◆ Problem to work on: All entries are to be quoted exactly; the images stay out of the copy.

◆ Data supplied:
.....

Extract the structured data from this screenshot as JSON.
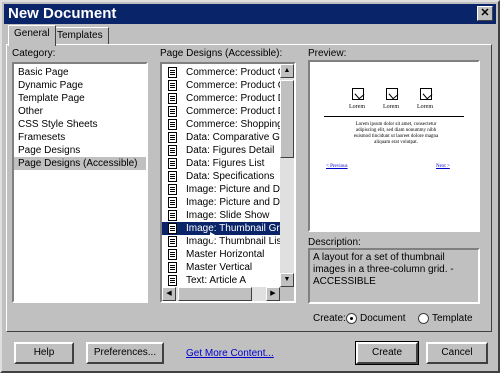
{
  "window": {
    "title": "New Document"
  },
  "tabs": [
    {
      "label": "General"
    },
    {
      "label": "Templates"
    }
  ],
  "category": {
    "label": "Category:",
    "items": [
      "Basic Page",
      "Dynamic Page",
      "Template Page",
      "Other",
      "CSS Style Sheets",
      "Framesets",
      "Page Designs",
      "Page Designs (Accessible)"
    ],
    "selected": "Page Designs (Accessible)"
  },
  "designs": {
    "label": "Page Designs (Accessible):",
    "items": [
      "Commerce: Product Ca",
      "Commerce: Product Ca",
      "Commerce: Product De",
      "Commerce: Product De",
      "Commerce: Shopping C",
      "Data: Comparative Gric",
      "Data: Figures Detail",
      "Data: Figures List",
      "Data: Specifications",
      "Image: Picture and Des",
      "Image: Picture and Des",
      "Image: Slide Show",
      "Image: Thumbnail Grid",
      "Image: Thumbnail List",
      "Master Horizontal",
      "Master Vertical",
      "Text: Article A"
    ],
    "selected": "Image: Thumbnail Grid"
  },
  "preview": {
    "label": "Preview:",
    "captions": [
      "Lorem",
      "Lorem",
      "Lorem"
    ],
    "paragraph": "Lorem ipsum dolor sit amet, consectetur adipiscing elit, sed diam nonummy nibh euismod tincidunt ut laoreet dolore magna aliquam erat volutpat.",
    "link_left": "< Previous",
    "link_right": "Next >"
  },
  "description": {
    "label": "Description:",
    "text": "A layout for a set of thumbnail images in a three-column grid. - ACCESSIBLE"
  },
  "create": {
    "label": "Create:",
    "options": [
      {
        "label": "Document",
        "checked": true
      },
      {
        "label": "Template",
        "checked": false
      }
    ]
  },
  "buttons": {
    "help": "Help",
    "preferences": "Preferences...",
    "get_more": "Get More Content...",
    "create": "Create",
    "cancel": "Cancel"
  },
  "icons": {
    "close": "close-icon",
    "scroll_up": "arrow-up-icon",
    "scroll_down": "arrow-down-icon",
    "scroll_left": "arrow-left-icon",
    "scroll_right": "arrow-right-icon",
    "document": "document-icon"
  },
  "colors": {
    "title_bar": "#0a246a",
    "dialog": "#c0c0c0",
    "selection": "#0a246a",
    "link": "#0000cc"
  }
}
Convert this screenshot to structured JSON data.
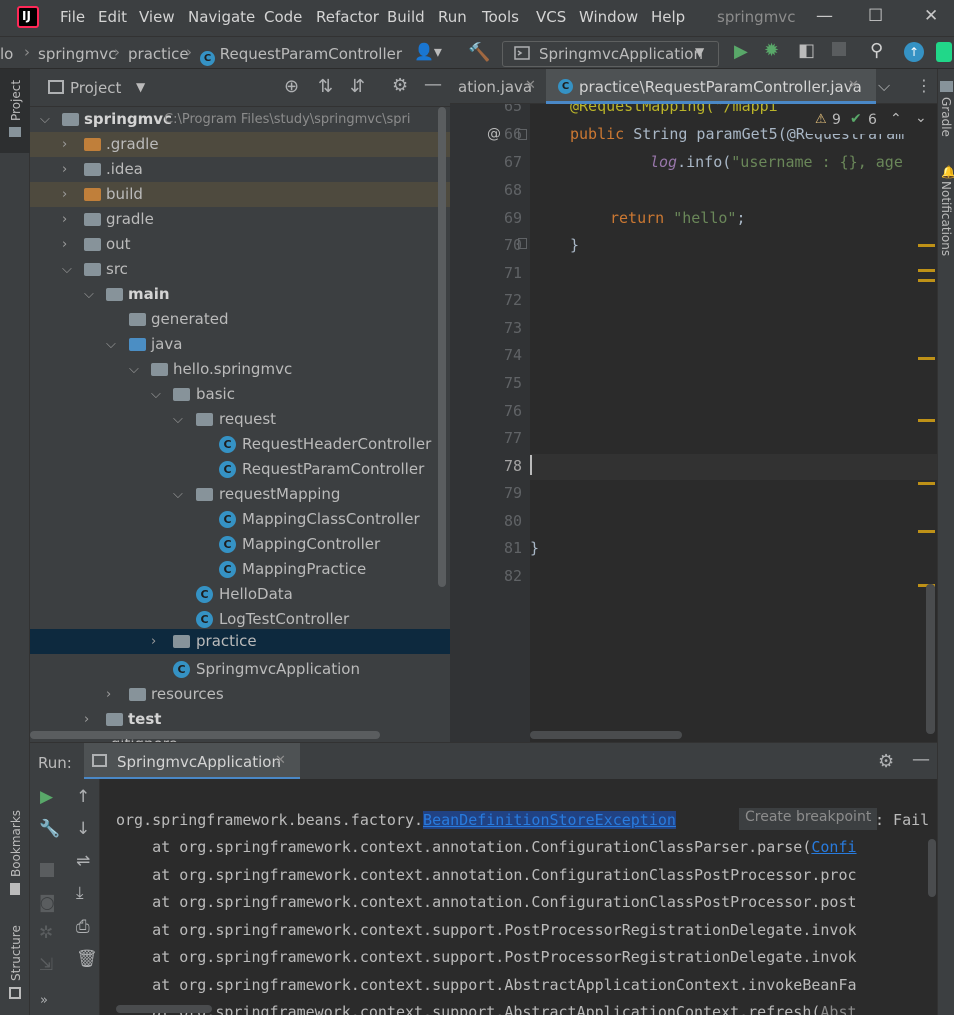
{
  "menubar": {
    "items": [
      "File",
      "Edit",
      "View",
      "Navigate",
      "Code",
      "Refactor",
      "Build",
      "Run",
      "Tools",
      "VCS",
      "Window",
      "Help"
    ],
    "window_title": "springmvc"
  },
  "navbar": {
    "crumbs": [
      "lo",
      "springmvc",
      "practice",
      "RequestParamController"
    ],
    "run_config": "SpringmvcApplication"
  },
  "project": {
    "title": "Project",
    "root_name": "springmvc",
    "root_path": "C:\\Program Files\\study\\springmvc\\spri",
    "tree": [
      "springmvc",
      ".gradle",
      ".idea",
      "build",
      "gradle",
      "out",
      "src",
      "main",
      "generated",
      "java",
      "hello.springmvc",
      "basic",
      "request",
      "RequestHeaderController",
      "RequestParamController",
      "requestMapping",
      "MappingClassController",
      "MappingController",
      "MappingPractice",
      "HelloData",
      "LogTestController",
      "practice",
      "SpringmvcApplication",
      "resources",
      "test",
      ".gitignore"
    ]
  },
  "editor": {
    "tab_prev": "ation.java",
    "tab_active": "practice\\RequestParamController.java",
    "warnings": "9",
    "checks": "6",
    "line_numbers": [
      "65",
      "66",
      "67",
      "68",
      "69",
      "70",
      "71",
      "72",
      "73",
      "74",
      "75",
      "76",
      "77",
      "78",
      "79",
      "80",
      "81",
      "82"
    ],
    "code": {
      "l65": "@RequestMapping(\"/mappi",
      "l66_kw": "public",
      "l66_rest": " String paramGet5(@RequestParam",
      "l67_fn": "log",
      "l67_mid": ".info(",
      "l67_str": "\"username : {}, age",
      "l69_kw": "return",
      "l69_str": "\"hello\"",
      "l70": "}",
      "l81": "}"
    }
  },
  "right_strip": {
    "gradle": "Gradle",
    "notifications": "Notifications"
  },
  "left_strip": {
    "project": "Project",
    "bookmarks": "Bookmarks",
    "structure": "Structure"
  },
  "run": {
    "label": "Run:",
    "tab": "SpringmvcApplication",
    "tooltip": "Create breakpoint",
    "lines": {
      "first_prefix": "org.springframework.beans.factory.",
      "first_link": "BeanDefinitionStoreException",
      "first_suffix": ": Fail",
      "l2": "    at org.springframework.context.annotation.ConfigurationClassParser.parse(",
      "l2_link": "Confi",
      "l3": "    at org.springframework.context.annotation.ConfigurationClassPostProcessor.proc",
      "l4": "    at org.springframework.context.annotation.ConfigurationClassPostProcessor.post",
      "l5": "    at org.springframework.context.support.PostProcessorRegistrationDelegate.invok",
      "l6": "    at org.springframework.context.support.PostProcessorRegistrationDelegate.invok",
      "l7": "    at org.springframework.context.support.AbstractApplicationContext.invokeBeanFa",
      "l8": "    at org.springframework.context.support.AbstractApplicationContext.refresh(",
      "l8_link": "Abst"
    }
  }
}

.....

◆ Answer:
Extract the structured data from this screenshot as JSON.
{
  "window": {
    "title": "New Document"
  },
  "tabs": [
    {
      "label": "General"
    },
    {
      "label": "Templates"
    }
  ],
  "category": {
    "label": "Category:",
    "items": [
      "Basic Page",
      "Dynamic Page",
      "Template Page",
      "Other",
      "CSS Style Sheets",
      "Framesets",
      "Page Designs",
      "Page Designs (Accessible)"
    ],
    "selected": "Page Designs (Accessible)"
  },
  "designs": {
    "label": "Page Designs (Accessible):",
    "items": [
      "Commerce: Product Ca",
      "Commerce: Product Ca",
      "Commerce: Product De",
      "Commerce: Product De",
      "Commerce: Shopping C",
      "Data: Comparative Gric",
      "Data: Figures Detail",
      "Data: Figures List",
      "Data: Specifications",
      "Image: Picture and Des",
      "Image: Picture and Des",
      "Image: Slide Show",
      "Image: Thumbnail Grid",
      "Image: Thumbnail List",
      "Master Horizontal",
      "Master Vertical",
      "Text: Article A"
    ],
    "selected": "Image: Thumbnail Grid"
  },
  "preview": {
    "label": "Preview:",
    "captions": [
      "Lorem",
      "Lorem",
      "Lorem"
    ],
    "paragraph": "Lorem ipsum dolor sit amet, consectetur adipiscing elit, sed diam nonummy nibh euismod tincidunt ut laoreet dolore magna aliquam erat volutpat.",
    "link_left": "< Previous",
    "link_right": "Next >"
  },
  "description": {
    "label": "Description:",
    "text": "A layout for a set of thumbnail images in a three-column grid. - ACCESSIBLE"
  },
  "create": {
    "label": "Create:",
    "options": [
      {
        "label": "Document",
        "checked": true
      },
      {
        "label": "Template",
        "checked": false
      }
    ]
  },
  "buttons": {
    "help": "Help",
    "preferences": "Preferences...",
    "get_more": "Get More Content...",
    "create": "Create",
    "cancel": "Cancel"
  },
  "icons": {
    "close": "close-icon",
    "scroll_up": "arrow-up-icon",
    "scroll_down": "arrow-down-icon",
    "scroll_left": "arrow-left-icon",
    "scroll_right": "arrow-right-icon",
    "document": "document-icon"
  },
  "colors": {
    "title_bar": "#0a246a",
    "dialog": "#c0c0c0",
    "selection": "#0a246a",
    "link": "#0000cc"
  }
}
Convert this screenshot to structured JSON data.
{
  "menubar": {
    "items": [
      "File",
      "Edit",
      "View",
      "Navigate",
      "Code",
      "Refactor",
      "Build",
      "Run",
      "Tools",
      "VCS",
      "Window",
      "Help"
    ],
    "window_title": "springmvc"
  },
  "navbar": {
    "crumbs": [
      "lo",
      "springmvc",
      "practice",
      "RequestParamController"
    ],
    "run_config": "SpringmvcApplication"
  },
  "project": {
    "title": "Project",
    "root_name": "springmvc",
    "root_path": "C:\\Program Files\\study\\springmvc\\spri",
    "tree": [
      "springmvc",
      ".gradle",
      ".idea",
      "build",
      "gradle",
      "out",
      "src",
      "main",
      "generated",
      "java",
      "hello.springmvc",
      "basic",
      "request",
      "RequestHeaderController",
      "RequestParamController",
      "requestMapping",
      "MappingClassController",
      "MappingController",
      "MappingPractice",
      "HelloData",
      "LogTestController",
      "practice",
      "SpringmvcApplication",
      "resources",
      "test",
      ".gitignore"
    ]
  },
  "editor": {
    "tab_prev": "ation.java",
    "tab_active": "practice\\RequestParamController.java",
    "warnings": "9",
    "checks": "6",
    "line_numbers": [
      "65",
      "66",
      "67",
      "68",
      "69",
      "70",
      "71",
      "72",
      "73",
      "74",
      "75",
      "76",
      "77",
      "78",
      "79",
      "80",
      "81",
      "82"
    ],
    "code": {
      "l65": "@RequestMapping(\"/mappi",
      "l66_kw": "public",
      "l66_rest": " String paramGet5(@RequestParam",
      "l67_fn": "log",
      "l67_mid": ".info(",
      "l67_str": "\"username : {}, age",
      "l69_kw": "return",
      "l69_str": "\"hello\"",
      "l70": "}",
      "l81": "}"
    }
  },
  "right_strip": {
    "gradle": "Gradle",
    "notifications": "Notifications"
  },
  "left_strip": {
    "project": "Project",
    "bookmarks": "Bookmarks",
    "structure": "Structure"
  },
  "run": {
    "label": "Run:",
    "tab": "SpringmvcApplication",
    "tooltip": "Create breakpoint",
    "lines": {
      "first_prefix": "org.springframework.beans.factory.",
      "first_link": "BeanDefinitionStoreException",
      "first_suffix": ": Fail",
      "l2": "    at org.springframework.context.annotation.ConfigurationClassParser.parse(",
      "l2_link": "Confi",
      "l3": "    at org.springframework.context.annotation.ConfigurationClassPostProcessor.proc",
      "l4": "    at org.springframework.context.annotation.ConfigurationClassPostProcessor.post",
      "l5": "    at org.springframework.context.support.PostProcessorRegistrationDelegate.invok",
      "l6": "    at org.springframework.context.support.PostProcessorRegistrationDelegate.invok",
      "l7": "    at org.springframework.context.support.AbstractApplicationContext.invokeBeanFa",
      "l8": "    at org.springframework.context.support.AbstractApplicationContext.refresh(",
      "l8_link": "Abst"
    }
  }
}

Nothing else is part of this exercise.